** GIVEN PROBLEM **
Make an exact copy of each entry, leaving out every picture.

** DATASET RECORDS **
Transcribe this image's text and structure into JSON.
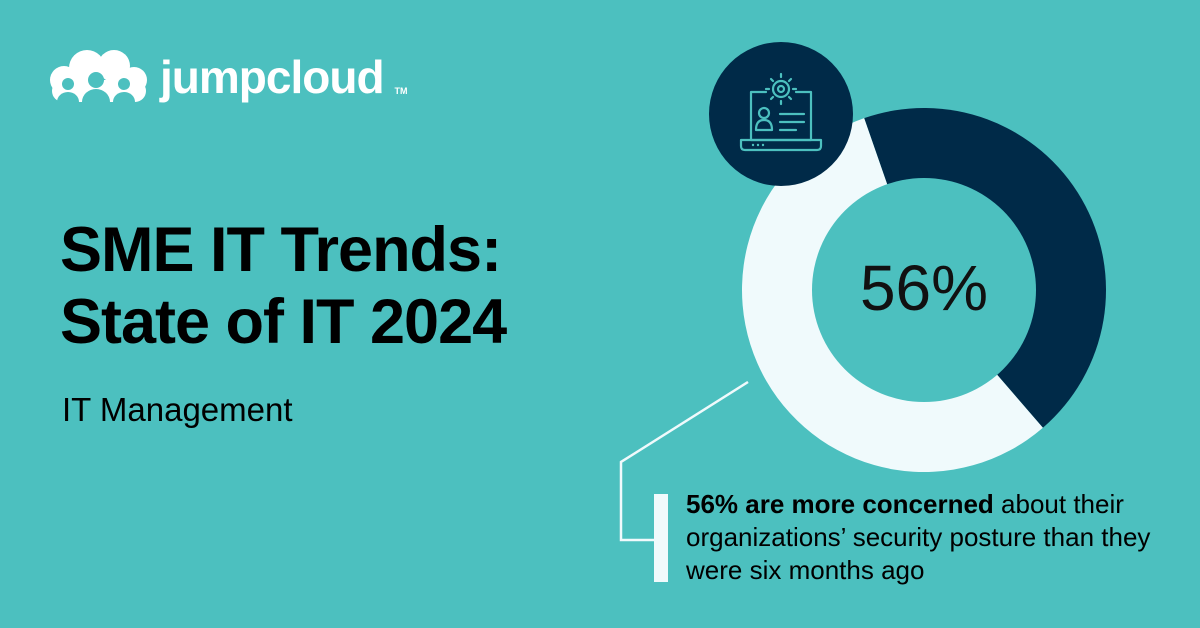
{
  "brand": {
    "name": "jumpcloud",
    "trademark": "TM",
    "icon": "cloud-people-logo-icon"
  },
  "title_line1": "SME IT Trends:",
  "title_line2": "State of IT 2024",
  "subtitle": "IT Management",
  "chart_data": {
    "type": "pie",
    "title": "",
    "center_label": "56%",
    "slices": [
      {
        "label": "",
        "value": 56,
        "color": "#f0fafc"
      },
      {
        "label": "",
        "value": 44,
        "color": "#002a48"
      }
    ]
  },
  "badge_icon": "laptop-user-gear-icon",
  "callout": {
    "bold": "56% are more concerned",
    "rest": " about their organizations’ security posture than they were six months ago"
  },
  "colors": {
    "background": "#4cc0bf",
    "navy": "#002a48",
    "light": "#f0fafc"
  }
}
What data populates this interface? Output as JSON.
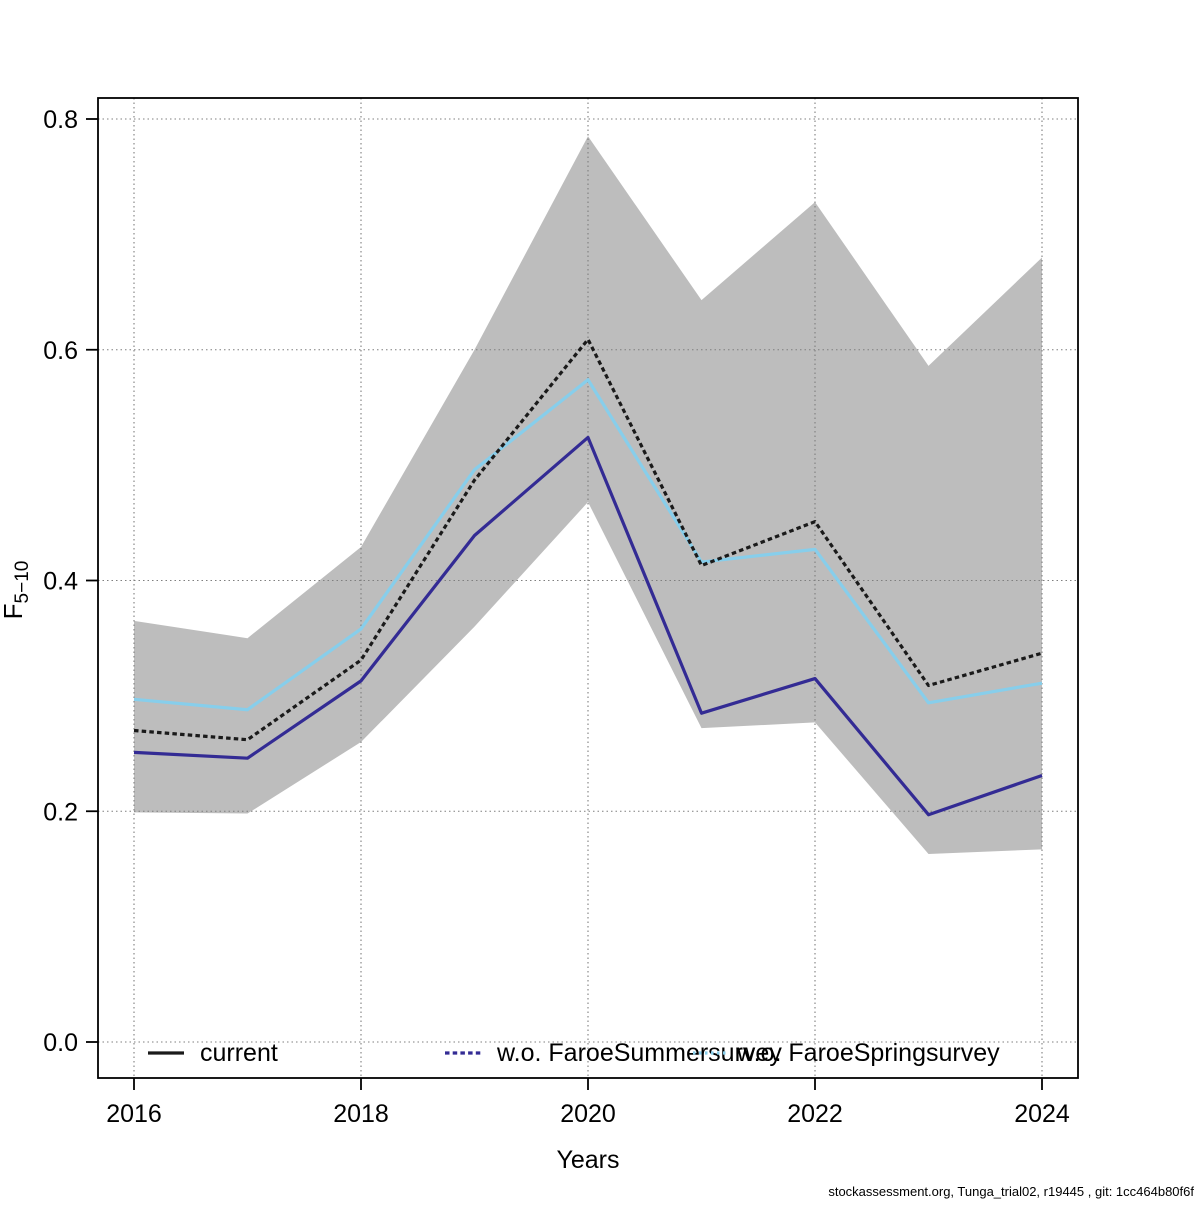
{
  "figure": {
    "xlabel": "Years",
    "ylabel_main": "F",
    "ylabel_sub": "5−10",
    "footer": "stockassessment.org, Tunga_trial02, r19445 , git: 1cc464b80f6f"
  },
  "chart_data": {
    "type": "line",
    "title": "",
    "xlabel": "Years",
    "ylabel": "F5−10",
    "grid": true,
    "legend_position": "bottom-inside",
    "xlim": [
      2015.68,
      2024.32
    ],
    "ylim": [
      -0.031,
      0.818
    ],
    "xticks": [
      "2016",
      "2018",
      "2020",
      "2022",
      "2024"
    ],
    "yticks": [
      "0.0",
      "0.2",
      "0.4",
      "0.6",
      "0.8"
    ],
    "x": [
      2016,
      2017,
      2018,
      2019,
      2020,
      2021,
      2022,
      2023,
      2024
    ],
    "band": {
      "name": "confidence-band",
      "color": "#bdbdbd",
      "upper": [
        0.365,
        0.35,
        0.429,
        0.6,
        0.785,
        0.643,
        0.728,
        0.586,
        0.68
      ],
      "lower": [
        0.199,
        0.198,
        0.26,
        0.36,
        0.468,
        0.272,
        0.277,
        0.163,
        0.167
      ]
    },
    "series": [
      {
        "name": "current",
        "color": "#1a1a1a",
        "plot_style": "dashed",
        "legend_style": "solid",
        "values": [
          0.27,
          0.262,
          0.331,
          0.487,
          0.609,
          0.413,
          0.451,
          0.309,
          0.337
        ]
      },
      {
        "name": "w.o. FaroeSummersurvey",
        "color": "#332b94",
        "plot_style": "solid",
        "legend_style": "dashed",
        "values": [
          0.251,
          0.246,
          0.313,
          0.439,
          0.524,
          0.285,
          0.315,
          0.197,
          0.231
        ]
      },
      {
        "name": "w.o. FaroeSpringsurvey",
        "color": "#87ceeb",
        "plot_style": "solid",
        "legend_style": "dotted",
        "values": [
          0.297,
          0.288,
          0.358,
          0.496,
          0.574,
          0.416,
          0.427,
          0.294,
          0.311
        ]
      }
    ]
  }
}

** RESULT BELOW **
Transcribe this image's text and structure into JSON.
{
  "brand": {
    "name": "jumpcloud",
    "trademark": "TM",
    "icon": "cloud-people-logo-icon"
  },
  "title_line1": "SME IT Trends:",
  "title_line2": "State of IT 2024",
  "subtitle": "IT Management",
  "chart_data": {
    "type": "pie",
    "title": "",
    "center_label": "56%",
    "slices": [
      {
        "label": "",
        "value": 56,
        "color": "#f0fafc"
      },
      {
        "label": "",
        "value": 44,
        "color": "#002a48"
      }
    ]
  },
  "badge_icon": "laptop-user-gear-icon",
  "callout": {
    "bold": "56% are more concerned",
    "rest": " about their organizations’ security posture than they were six months ago"
  },
  "colors": {
    "background": "#4cc0bf",
    "navy": "#002a48",
    "light": "#f0fafc"
  }
}
What data populates this interface? Output as JSON.
{
  "figure": {
    "xlabel": "Years",
    "ylabel_main": "F",
    "ylabel_sub": "5−10",
    "footer": "stockassessment.org, Tunga_trial02, r19445 , git: 1cc464b80f6f"
  },
  "chart_data": {
    "type": "line",
    "title": "",
    "xlabel": "Years",
    "ylabel": "F5−10",
    "grid": true,
    "legend_position": "bottom-inside",
    "xlim": [
      2015.68,
      2024.32
    ],
    "ylim": [
      -0.031,
      0.818
    ],
    "xticks": [
      "2016",
      "2018",
      "2020",
      "2022",
      "2024"
    ],
    "yticks": [
      "0.0",
      "0.2",
      "0.4",
      "0.6",
      "0.8"
    ],
    "x": [
      2016,
      2017,
      2018,
      2019,
      2020,
      2021,
      2022,
      2023,
      2024
    ],
    "band": {
      "name": "confidence-band",
      "color": "#bdbdbd",
      "upper": [
        0.365,
        0.35,
        0.429,
        0.6,
        0.785,
        0.643,
        0.728,
        0.586,
        0.68
      ],
      "lower": [
        0.199,
        0.198,
        0.26,
        0.36,
        0.468,
        0.272,
        0.277,
        0.163,
        0.167
      ]
    },
    "series": [
      {
        "name": "current",
        "color": "#1a1a1a",
        "plot_style": "dashed",
        "legend_style": "solid",
        "values": [
          0.27,
          0.262,
          0.331,
          0.487,
          0.609,
          0.413,
          0.451,
          0.309,
          0.337
        ]
      },
      {
        "name": "w.o. FaroeSummersurvey",
        "color": "#332b94",
        "plot_style": "solid",
        "legend_style": "dashed",
        "values": [
          0.251,
          0.246,
          0.313,
          0.439,
          0.524,
          0.285,
          0.315,
          0.197,
          0.231
        ]
      },
      {
        "name": "w.o. FaroeSpringsurvey",
        "color": "#87ceeb",
        "plot_style": "solid",
        "legend_style": "dotted",
        "values": [
          0.297,
          0.288,
          0.358,
          0.496,
          0.574,
          0.416,
          0.427,
          0.294,
          0.311
        ]
      }
    ]
  }
}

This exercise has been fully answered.